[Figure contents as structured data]
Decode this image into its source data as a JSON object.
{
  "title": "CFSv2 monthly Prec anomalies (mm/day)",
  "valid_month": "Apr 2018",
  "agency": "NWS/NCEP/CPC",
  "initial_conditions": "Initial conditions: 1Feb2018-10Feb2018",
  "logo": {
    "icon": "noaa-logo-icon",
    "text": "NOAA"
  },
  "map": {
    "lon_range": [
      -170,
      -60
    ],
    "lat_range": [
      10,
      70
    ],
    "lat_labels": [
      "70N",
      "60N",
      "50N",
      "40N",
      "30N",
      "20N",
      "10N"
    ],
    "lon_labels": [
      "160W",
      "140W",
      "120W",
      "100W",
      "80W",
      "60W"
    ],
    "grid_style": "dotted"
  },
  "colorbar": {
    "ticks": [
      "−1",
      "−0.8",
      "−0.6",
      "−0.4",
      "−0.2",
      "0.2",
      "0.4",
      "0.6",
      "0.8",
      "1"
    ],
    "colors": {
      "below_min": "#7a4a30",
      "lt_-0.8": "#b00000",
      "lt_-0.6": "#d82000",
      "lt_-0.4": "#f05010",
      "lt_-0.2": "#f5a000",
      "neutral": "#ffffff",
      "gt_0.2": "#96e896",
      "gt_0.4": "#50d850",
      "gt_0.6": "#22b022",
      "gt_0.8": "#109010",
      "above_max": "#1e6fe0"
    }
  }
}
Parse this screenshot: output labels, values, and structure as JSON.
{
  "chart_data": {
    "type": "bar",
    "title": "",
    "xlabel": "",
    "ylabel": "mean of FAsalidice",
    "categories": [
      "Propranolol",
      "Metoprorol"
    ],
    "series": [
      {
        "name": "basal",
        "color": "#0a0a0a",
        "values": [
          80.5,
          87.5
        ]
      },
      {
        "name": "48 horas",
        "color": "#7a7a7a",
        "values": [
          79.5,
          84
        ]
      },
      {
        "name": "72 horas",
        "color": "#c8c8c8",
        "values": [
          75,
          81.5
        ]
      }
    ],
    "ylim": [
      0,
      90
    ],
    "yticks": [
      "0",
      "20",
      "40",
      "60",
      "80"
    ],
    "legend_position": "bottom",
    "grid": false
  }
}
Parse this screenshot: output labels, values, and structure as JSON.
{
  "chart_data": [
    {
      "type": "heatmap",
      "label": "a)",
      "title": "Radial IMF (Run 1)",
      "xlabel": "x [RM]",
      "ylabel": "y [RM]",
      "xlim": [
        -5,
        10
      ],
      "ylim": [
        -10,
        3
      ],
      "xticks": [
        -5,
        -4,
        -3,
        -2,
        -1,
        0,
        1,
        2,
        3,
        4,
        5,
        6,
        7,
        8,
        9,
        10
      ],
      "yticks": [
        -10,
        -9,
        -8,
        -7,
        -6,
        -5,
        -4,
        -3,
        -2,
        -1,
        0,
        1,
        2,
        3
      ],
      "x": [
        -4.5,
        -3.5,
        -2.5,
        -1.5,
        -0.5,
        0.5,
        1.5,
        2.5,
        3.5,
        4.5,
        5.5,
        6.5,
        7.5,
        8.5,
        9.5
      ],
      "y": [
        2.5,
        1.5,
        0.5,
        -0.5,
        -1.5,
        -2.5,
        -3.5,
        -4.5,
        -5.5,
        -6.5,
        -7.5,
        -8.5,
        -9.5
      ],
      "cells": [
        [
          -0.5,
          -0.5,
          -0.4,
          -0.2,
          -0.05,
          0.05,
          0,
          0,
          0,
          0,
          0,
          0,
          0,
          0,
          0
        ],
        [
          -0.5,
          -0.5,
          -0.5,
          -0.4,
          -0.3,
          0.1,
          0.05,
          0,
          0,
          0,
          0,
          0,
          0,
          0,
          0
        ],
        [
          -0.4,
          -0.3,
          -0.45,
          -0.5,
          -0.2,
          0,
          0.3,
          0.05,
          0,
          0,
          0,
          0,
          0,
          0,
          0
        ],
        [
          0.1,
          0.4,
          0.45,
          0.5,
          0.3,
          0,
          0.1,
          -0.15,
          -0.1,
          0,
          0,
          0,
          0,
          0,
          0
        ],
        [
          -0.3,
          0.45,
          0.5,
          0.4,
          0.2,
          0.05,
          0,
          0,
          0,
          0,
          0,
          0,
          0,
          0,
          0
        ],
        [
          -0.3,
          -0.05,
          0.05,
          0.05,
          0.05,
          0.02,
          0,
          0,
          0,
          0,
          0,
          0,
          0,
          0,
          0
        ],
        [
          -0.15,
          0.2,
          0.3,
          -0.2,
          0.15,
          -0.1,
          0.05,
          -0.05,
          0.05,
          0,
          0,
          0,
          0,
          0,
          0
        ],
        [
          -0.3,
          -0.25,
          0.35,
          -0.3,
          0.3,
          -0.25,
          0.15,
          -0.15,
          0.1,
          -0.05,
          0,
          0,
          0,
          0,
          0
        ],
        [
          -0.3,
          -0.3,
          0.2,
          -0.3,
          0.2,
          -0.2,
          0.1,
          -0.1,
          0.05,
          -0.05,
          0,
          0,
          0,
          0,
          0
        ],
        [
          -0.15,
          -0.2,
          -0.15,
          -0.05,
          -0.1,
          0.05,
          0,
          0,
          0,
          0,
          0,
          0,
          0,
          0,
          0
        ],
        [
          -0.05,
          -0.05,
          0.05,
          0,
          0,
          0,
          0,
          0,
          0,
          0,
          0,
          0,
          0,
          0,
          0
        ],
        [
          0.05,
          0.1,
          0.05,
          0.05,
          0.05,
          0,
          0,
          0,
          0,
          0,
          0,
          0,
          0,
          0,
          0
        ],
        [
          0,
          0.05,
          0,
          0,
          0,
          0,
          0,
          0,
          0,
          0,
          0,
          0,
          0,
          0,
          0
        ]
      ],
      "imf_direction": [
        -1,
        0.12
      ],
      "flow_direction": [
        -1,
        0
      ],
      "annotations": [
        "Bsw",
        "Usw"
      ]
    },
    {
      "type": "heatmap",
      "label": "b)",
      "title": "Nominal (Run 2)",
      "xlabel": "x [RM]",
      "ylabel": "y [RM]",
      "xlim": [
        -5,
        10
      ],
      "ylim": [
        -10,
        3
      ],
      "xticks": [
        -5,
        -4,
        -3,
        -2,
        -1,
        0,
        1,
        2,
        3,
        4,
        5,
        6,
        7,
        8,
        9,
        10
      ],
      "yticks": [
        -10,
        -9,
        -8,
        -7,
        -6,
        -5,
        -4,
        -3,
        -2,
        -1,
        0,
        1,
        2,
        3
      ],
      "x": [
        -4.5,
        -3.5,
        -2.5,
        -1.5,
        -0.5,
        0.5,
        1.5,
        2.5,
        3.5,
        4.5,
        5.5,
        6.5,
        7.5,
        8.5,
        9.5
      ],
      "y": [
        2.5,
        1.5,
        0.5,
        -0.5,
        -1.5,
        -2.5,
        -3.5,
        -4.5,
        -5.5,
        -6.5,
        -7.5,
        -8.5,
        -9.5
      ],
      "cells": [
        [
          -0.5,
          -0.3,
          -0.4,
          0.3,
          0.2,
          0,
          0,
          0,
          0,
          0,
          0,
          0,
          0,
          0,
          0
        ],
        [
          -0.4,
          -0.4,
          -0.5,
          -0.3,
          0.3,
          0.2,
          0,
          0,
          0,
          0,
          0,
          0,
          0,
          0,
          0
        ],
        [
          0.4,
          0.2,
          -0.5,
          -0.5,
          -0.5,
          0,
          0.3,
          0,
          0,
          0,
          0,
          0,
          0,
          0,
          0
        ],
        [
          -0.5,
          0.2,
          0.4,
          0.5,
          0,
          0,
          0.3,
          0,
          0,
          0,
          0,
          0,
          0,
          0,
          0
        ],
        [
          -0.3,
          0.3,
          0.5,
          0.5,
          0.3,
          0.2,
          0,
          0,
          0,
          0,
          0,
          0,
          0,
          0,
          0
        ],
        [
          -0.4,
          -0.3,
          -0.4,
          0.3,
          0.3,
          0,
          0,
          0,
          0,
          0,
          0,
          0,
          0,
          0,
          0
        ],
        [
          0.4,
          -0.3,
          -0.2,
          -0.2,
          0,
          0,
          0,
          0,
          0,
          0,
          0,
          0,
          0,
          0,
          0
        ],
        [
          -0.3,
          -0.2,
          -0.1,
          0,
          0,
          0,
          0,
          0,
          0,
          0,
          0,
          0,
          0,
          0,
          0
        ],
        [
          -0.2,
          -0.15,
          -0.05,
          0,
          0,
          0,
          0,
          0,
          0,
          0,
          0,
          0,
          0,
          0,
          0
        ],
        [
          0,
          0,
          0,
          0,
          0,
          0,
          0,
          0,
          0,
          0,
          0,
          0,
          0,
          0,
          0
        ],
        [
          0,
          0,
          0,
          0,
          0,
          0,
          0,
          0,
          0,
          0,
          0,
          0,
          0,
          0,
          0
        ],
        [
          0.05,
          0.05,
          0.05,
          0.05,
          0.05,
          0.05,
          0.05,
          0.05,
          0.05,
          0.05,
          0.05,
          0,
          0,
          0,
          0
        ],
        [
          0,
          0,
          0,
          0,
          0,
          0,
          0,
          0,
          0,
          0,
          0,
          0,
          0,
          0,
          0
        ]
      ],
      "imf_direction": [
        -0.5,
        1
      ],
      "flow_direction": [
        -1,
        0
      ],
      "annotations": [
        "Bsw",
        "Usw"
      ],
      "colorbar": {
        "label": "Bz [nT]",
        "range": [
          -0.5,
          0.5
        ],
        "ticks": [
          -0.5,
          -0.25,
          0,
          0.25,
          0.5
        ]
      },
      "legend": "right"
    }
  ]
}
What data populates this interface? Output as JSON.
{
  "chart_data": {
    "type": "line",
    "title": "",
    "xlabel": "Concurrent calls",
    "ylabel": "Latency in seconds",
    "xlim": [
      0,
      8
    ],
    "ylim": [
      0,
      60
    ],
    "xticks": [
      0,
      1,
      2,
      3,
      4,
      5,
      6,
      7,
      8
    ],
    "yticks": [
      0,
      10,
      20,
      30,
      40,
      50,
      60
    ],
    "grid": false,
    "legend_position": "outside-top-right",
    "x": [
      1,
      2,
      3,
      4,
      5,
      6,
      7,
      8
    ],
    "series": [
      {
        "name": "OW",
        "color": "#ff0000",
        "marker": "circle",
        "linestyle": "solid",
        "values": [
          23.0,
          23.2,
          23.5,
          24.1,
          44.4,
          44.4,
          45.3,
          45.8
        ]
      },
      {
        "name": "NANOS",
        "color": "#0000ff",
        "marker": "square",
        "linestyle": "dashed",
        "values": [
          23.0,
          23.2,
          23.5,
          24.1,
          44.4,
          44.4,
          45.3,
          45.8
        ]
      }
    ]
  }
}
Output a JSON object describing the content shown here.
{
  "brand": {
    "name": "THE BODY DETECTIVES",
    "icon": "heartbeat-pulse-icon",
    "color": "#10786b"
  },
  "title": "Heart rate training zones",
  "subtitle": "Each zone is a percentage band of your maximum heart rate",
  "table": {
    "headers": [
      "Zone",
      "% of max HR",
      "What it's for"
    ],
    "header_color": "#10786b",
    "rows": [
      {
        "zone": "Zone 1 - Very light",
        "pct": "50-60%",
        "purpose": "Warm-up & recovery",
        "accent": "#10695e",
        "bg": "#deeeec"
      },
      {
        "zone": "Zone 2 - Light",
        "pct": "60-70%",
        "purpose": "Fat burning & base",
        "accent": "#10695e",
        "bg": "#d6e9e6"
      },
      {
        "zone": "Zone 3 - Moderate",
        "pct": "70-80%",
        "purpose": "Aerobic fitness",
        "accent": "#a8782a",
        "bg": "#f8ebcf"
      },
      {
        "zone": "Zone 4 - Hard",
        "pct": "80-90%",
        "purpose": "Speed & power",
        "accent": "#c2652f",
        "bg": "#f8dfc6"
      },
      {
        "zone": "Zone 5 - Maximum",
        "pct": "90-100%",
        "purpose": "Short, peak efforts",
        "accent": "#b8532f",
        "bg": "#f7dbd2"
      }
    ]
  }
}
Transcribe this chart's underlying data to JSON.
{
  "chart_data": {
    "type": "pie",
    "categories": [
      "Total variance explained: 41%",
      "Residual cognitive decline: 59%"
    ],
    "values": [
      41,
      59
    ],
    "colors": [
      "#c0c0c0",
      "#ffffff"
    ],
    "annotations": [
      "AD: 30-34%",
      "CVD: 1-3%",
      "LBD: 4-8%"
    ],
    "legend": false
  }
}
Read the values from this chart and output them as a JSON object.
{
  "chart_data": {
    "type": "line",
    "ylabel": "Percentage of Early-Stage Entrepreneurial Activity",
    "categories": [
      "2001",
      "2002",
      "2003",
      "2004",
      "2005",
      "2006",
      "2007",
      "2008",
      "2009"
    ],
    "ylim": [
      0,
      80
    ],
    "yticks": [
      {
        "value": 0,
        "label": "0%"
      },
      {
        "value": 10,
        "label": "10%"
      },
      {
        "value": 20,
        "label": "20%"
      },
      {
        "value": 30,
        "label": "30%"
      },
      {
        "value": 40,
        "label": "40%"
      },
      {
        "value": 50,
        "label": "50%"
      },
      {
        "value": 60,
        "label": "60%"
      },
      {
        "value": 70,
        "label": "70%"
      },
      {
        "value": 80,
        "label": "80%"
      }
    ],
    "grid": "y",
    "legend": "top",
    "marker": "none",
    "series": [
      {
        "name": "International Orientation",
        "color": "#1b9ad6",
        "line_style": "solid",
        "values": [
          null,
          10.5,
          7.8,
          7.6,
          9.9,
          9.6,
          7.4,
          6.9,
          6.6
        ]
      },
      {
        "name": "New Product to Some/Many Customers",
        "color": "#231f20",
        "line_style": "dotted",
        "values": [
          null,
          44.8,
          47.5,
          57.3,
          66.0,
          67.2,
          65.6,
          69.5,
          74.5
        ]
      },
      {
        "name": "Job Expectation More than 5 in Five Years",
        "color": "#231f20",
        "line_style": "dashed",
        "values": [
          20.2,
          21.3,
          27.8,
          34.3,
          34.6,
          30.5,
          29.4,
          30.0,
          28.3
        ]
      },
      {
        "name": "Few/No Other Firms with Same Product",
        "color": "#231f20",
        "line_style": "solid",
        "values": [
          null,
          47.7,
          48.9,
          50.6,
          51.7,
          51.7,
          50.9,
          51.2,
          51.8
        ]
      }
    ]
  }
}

Request: From the entries above, extract every line where the word "Product" appears.

Final result:
        "name": "New Product to Some/Many Customers",
        "name": "Few/No Other Firms with Same Product",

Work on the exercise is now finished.